-- Begin DATA EXTRACT --
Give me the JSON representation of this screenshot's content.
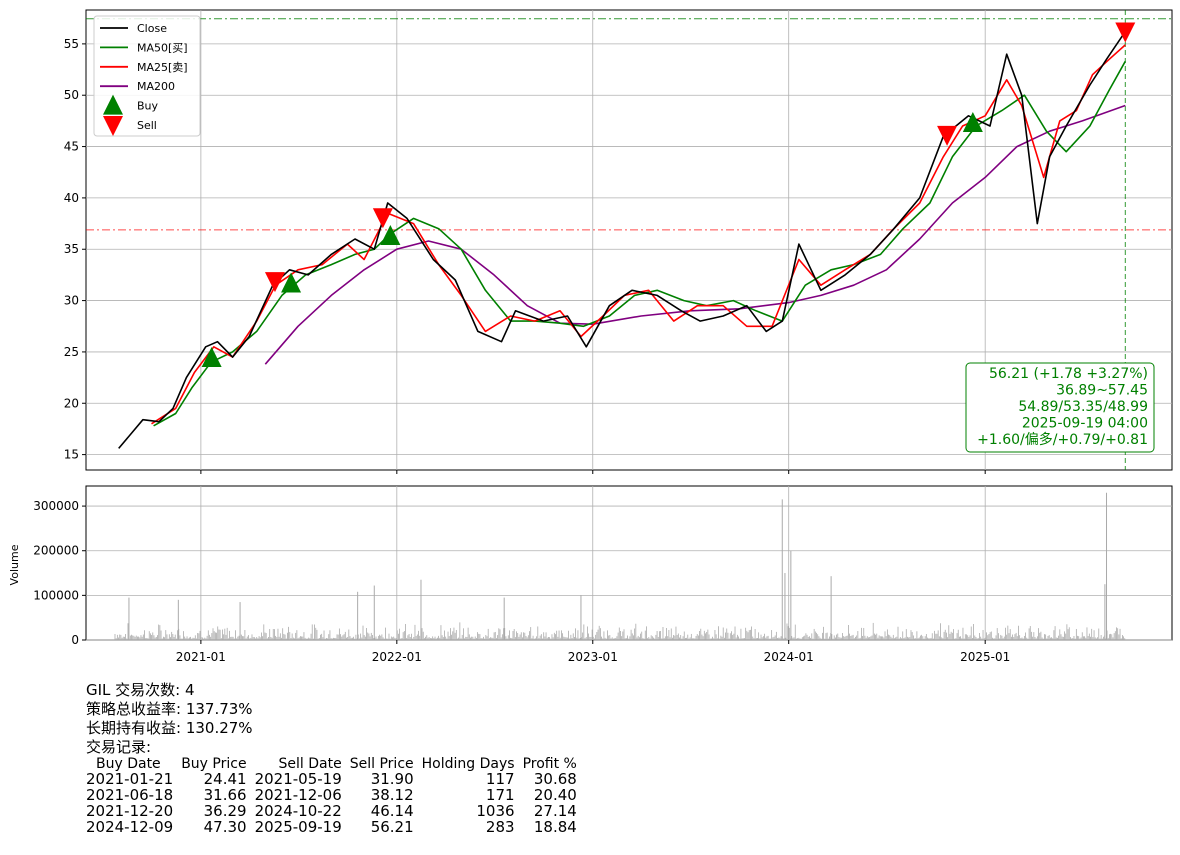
{
  "chart_data": [
    {
      "type": "line",
      "ticker_panel": "price",
      "y_ticks": [
        15,
        20,
        25,
        30,
        35,
        40,
        45,
        50,
        55
      ],
      "x_tick_labels": [
        "2021-01",
        "2022-01",
        "2023-01",
        "2024-01",
        "2025-01"
      ],
      "x_tick_dates": [
        "2021-01-01",
        "2022-01-01",
        "2023-01-01",
        "2024-01-01",
        "2025-01-01"
      ],
      "xlim": [
        "2020-06-01",
        "2025-12-15"
      ],
      "ylim": [
        13.5,
        58.3
      ],
      "grid": true,
      "legend_placement": "upper-left",
      "legend": [
        {
          "label": "Close",
          "color": "#000000",
          "kind": "line"
        },
        {
          "label": "MA50[买]",
          "color": "#008000",
          "kind": "line"
        },
        {
          "label": "MA25[卖]",
          "color": "#ff0000",
          "kind": "line"
        },
        {
          "label": "MA200",
          "color": "#800080",
          "kind": "line"
        },
        {
          "label": "Buy",
          "color": "#008000",
          "kind": "triangle-up"
        },
        {
          "label": "Sell",
          "color": "#ff0000",
          "kind": "triangle-down"
        }
      ],
      "series": [
        {
          "name": "Close",
          "color": "#000000",
          "x": [
            "2020-08-01",
            "2020-09-15",
            "2020-10-15",
            "2020-11-10",
            "2020-12-05",
            "2021-01-10",
            "2021-02-01",
            "2021-03-01",
            "2021-04-01",
            "2021-05-15",
            "2021-06-15",
            "2021-07-20",
            "2021-09-01",
            "2021-10-15",
            "2021-11-20",
            "2021-12-15",
            "2022-01-20",
            "2022-03-10",
            "2022-04-20",
            "2022-06-01",
            "2022-07-15",
            "2022-08-10",
            "2022-10-01",
            "2022-11-15",
            "2022-12-20",
            "2023-02-01",
            "2023-03-15",
            "2023-05-01",
            "2023-06-15",
            "2023-07-20",
            "2023-09-01",
            "2023-10-15",
            "2023-11-20",
            "2023-12-20",
            "2024-01-20",
            "2024-03-01",
            "2024-04-15",
            "2024-06-01",
            "2024-07-15",
            "2024-09-01",
            "2024-10-15",
            "2024-12-01",
            "2025-01-10",
            "2025-02-10",
            "2025-03-10",
            "2025-04-08",
            "2025-05-01",
            "2025-06-01",
            "2025-07-15",
            "2025-08-15",
            "2025-09-19"
          ],
          "values": [
            15.6,
            18.4,
            18.2,
            19.5,
            22.5,
            25.5,
            26,
            24.5,
            26.5,
            31.5,
            33,
            32.5,
            34.5,
            36,
            35,
            39.5,
            38,
            34,
            32,
            27,
            26,
            29,
            28,
            28.5,
            25.5,
            29.5,
            31,
            30.5,
            29,
            28,
            28.5,
            29.5,
            27,
            28,
            35.5,
            31,
            32.5,
            34.5,
            37,
            40,
            46,
            48,
            47,
            54,
            50,
            37.5,
            44,
            47,
            51,
            53.5,
            56.2
          ]
        },
        {
          "name": "MA50[买]",
          "color": "#008000",
          "x": [
            "2020-10-05",
            "2020-11-15",
            "2020-12-15",
            "2021-01-20",
            "2021-03-01",
            "2021-04-15",
            "2021-06-01",
            "2021-07-15",
            "2021-09-01",
            "2021-10-15",
            "2021-11-20",
            "2021-12-20",
            "2022-02-01",
            "2022-03-20",
            "2022-05-01",
            "2022-06-15",
            "2022-08-01",
            "2022-09-15",
            "2022-11-01",
            "2022-12-15",
            "2023-02-01",
            "2023-03-20",
            "2023-05-01",
            "2023-06-20",
            "2023-08-01",
            "2023-09-20",
            "2023-11-01",
            "2023-12-20",
            "2024-02-01",
            "2024-03-20",
            "2024-05-01",
            "2024-06-20",
            "2024-08-01",
            "2024-09-20",
            "2024-11-01",
            "2024-12-15",
            "2025-02-01",
            "2025-03-15",
            "2025-04-25",
            "2025-06-01",
            "2025-07-15",
            "2025-08-20",
            "2025-09-19"
          ],
          "values": [
            17.8,
            19,
            21.5,
            24,
            25,
            27,
            30.5,
            32.5,
            33.5,
            34.5,
            35,
            36.5,
            38,
            37,
            35,
            31,
            28,
            28,
            27.8,
            27.5,
            28.5,
            30.5,
            31,
            30,
            29.5,
            30,
            29,
            28,
            31.5,
            33,
            33.5,
            34.5,
            37,
            39.5,
            44,
            47,
            48.5,
            50,
            46.5,
            44.5,
            47,
            50.5,
            53.3
          ]
        },
        {
          "name": "MA25[卖]",
          "color": "#ff0000",
          "x": [
            "2020-10-01",
            "2020-11-15",
            "2020-12-20",
            "2021-01-25",
            "2021-03-01",
            "2021-04-15",
            "2021-05-20",
            "2021-07-01",
            "2021-08-15",
            "2021-10-01",
            "2021-11-01",
            "2021-12-15",
            "2022-02-01",
            "2022-03-20",
            "2022-05-01",
            "2022-06-15",
            "2022-08-01",
            "2022-09-15",
            "2022-11-01",
            "2022-12-10",
            "2023-01-20",
            "2023-03-01",
            "2023-04-15",
            "2023-06-01",
            "2023-07-15",
            "2023-09-01",
            "2023-10-15",
            "2023-12-01",
            "2024-01-20",
            "2024-03-01",
            "2024-04-15",
            "2024-06-01",
            "2024-07-15",
            "2024-09-01",
            "2024-10-15",
            "2024-11-20",
            "2025-01-01",
            "2025-02-10",
            "2025-03-10",
            "2025-04-20",
            "2025-05-20",
            "2025-06-20",
            "2025-07-20",
            "2025-08-20",
            "2025-09-19"
          ],
          "values": [
            18,
            19.5,
            23,
            25.5,
            24.5,
            28,
            31.5,
            33,
            33.5,
            35.5,
            34,
            38.5,
            37.5,
            33.5,
            30.5,
            27,
            28.5,
            28,
            29,
            26.5,
            28.5,
            30.5,
            31,
            28,
            29.5,
            29.5,
            27.5,
            27.5,
            34,
            31.5,
            33,
            34.5,
            37,
            39.5,
            44,
            47,
            48,
            51.5,
            49,
            42,
            47.5,
            48.5,
            52,
            53.5,
            54.9
          ]
        },
        {
          "name": "MA200",
          "color": "#800080",
          "x": [
            "2021-05-01",
            "2021-07-01",
            "2021-09-01",
            "2021-11-01",
            "2022-01-01",
            "2022-03-01",
            "2022-05-01",
            "2022-07-01",
            "2022-09-01",
            "2022-11-01",
            "2023-01-01",
            "2023-04-01",
            "2023-07-01",
            "2023-10-01",
            "2024-01-01",
            "2024-03-01",
            "2024-05-01",
            "2024-07-01",
            "2024-09-01",
            "2024-11-01",
            "2025-01-01",
            "2025-03-01",
            "2025-05-01",
            "2025-07-01",
            "2025-09-19"
          ],
          "values": [
            23.8,
            27.5,
            30.5,
            33,
            35,
            35.8,
            35,
            32.5,
            29.5,
            27.8,
            27.7,
            28.5,
            29,
            29.2,
            29.8,
            30.5,
            31.5,
            33,
            36,
            39.5,
            42,
            45,
            46.5,
            47.5,
            49
          ]
        }
      ],
      "markers": {
        "buy": [
          {
            "date": "2021-01-21",
            "price": 24.41
          },
          {
            "date": "2021-06-18",
            "price": 31.66
          },
          {
            "date": "2021-12-20",
            "price": 36.29
          },
          {
            "date": "2024-12-09",
            "price": 47.3
          }
        ],
        "sell": [
          {
            "date": "2021-05-19",
            "price": 31.9
          },
          {
            "date": "2021-12-06",
            "price": 38.12
          },
          {
            "date": "2024-10-22",
            "price": 46.14
          },
          {
            "date": "2025-09-19",
            "price": 56.21
          }
        ]
      },
      "reference_lines": {
        "h_green": 57.45,
        "h_red": 36.89,
        "v_green": "2025-09-19"
      },
      "info_box": [
        "56.21 (+1.78 +3.27%)",
        "36.89~57.45",
        "54.89/53.35/48.99",
        "2025-09-19 04:00",
        "+1.60/偏多/+0.79/+0.81"
      ]
    },
    {
      "type": "bar",
      "ticker_panel": "volume",
      "ylabel": "Volume",
      "y_ticks": [
        "0",
        "100000",
        "200000",
        "300000"
      ],
      "ylim": [
        0,
        345000
      ],
      "grid": true,
      "color": "#aaaaaa",
      "spikes": [
        {
          "date": "2020-08-20",
          "value": 95000
        },
        {
          "date": "2020-11-20",
          "value": 90000
        },
        {
          "date": "2021-03-15",
          "value": 85000
        },
        {
          "date": "2021-10-20",
          "value": 108000
        },
        {
          "date": "2021-11-20",
          "value": 122000
        },
        {
          "date": "2022-02-15",
          "value": 135000
        },
        {
          "date": "2022-07-20",
          "value": 95000
        },
        {
          "date": "2022-12-10",
          "value": 100000
        },
        {
          "date": "2023-12-20",
          "value": 315000
        },
        {
          "date": "2023-12-25",
          "value": 150000
        },
        {
          "date": "2024-01-05",
          "value": 200000
        },
        {
          "date": "2024-03-20",
          "value": 143000
        },
        {
          "date": "2025-08-15",
          "value": 330000
        },
        {
          "date": "2025-08-12",
          "value": 125000
        }
      ]
    }
  ],
  "report": {
    "title": "GIL 交易次数: 4",
    "total_return": "策略总收益率: 137.73%",
    "hold_return": "长期持有收益: 130.27%",
    "records_label": "交易记录:",
    "columns": [
      "Buy Date",
      "Buy Price",
      "Sell Date",
      "Sell Price",
      "Holding Days",
      "Profit %"
    ],
    "rows": [
      [
        "2021-01-21",
        "24.41",
        "2021-05-19",
        "31.90",
        "117",
        "30.68"
      ],
      [
        "2021-06-18",
        "31.66",
        "2021-12-06",
        "38.12",
        "171",
        "20.40"
      ],
      [
        "2021-12-20",
        "36.29",
        "2024-10-22",
        "46.14",
        "1036",
        "27.14"
      ],
      [
        "2024-12-09",
        "47.30",
        "2025-09-19",
        "56.21",
        "283",
        "18.84"
      ]
    ]
  }
}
-- End DATA EXTRACT --
» **REQUEST**
Count how many lines above include the word "triangle" and answer with that figure only.

» **RESULT OF THE TASK**
2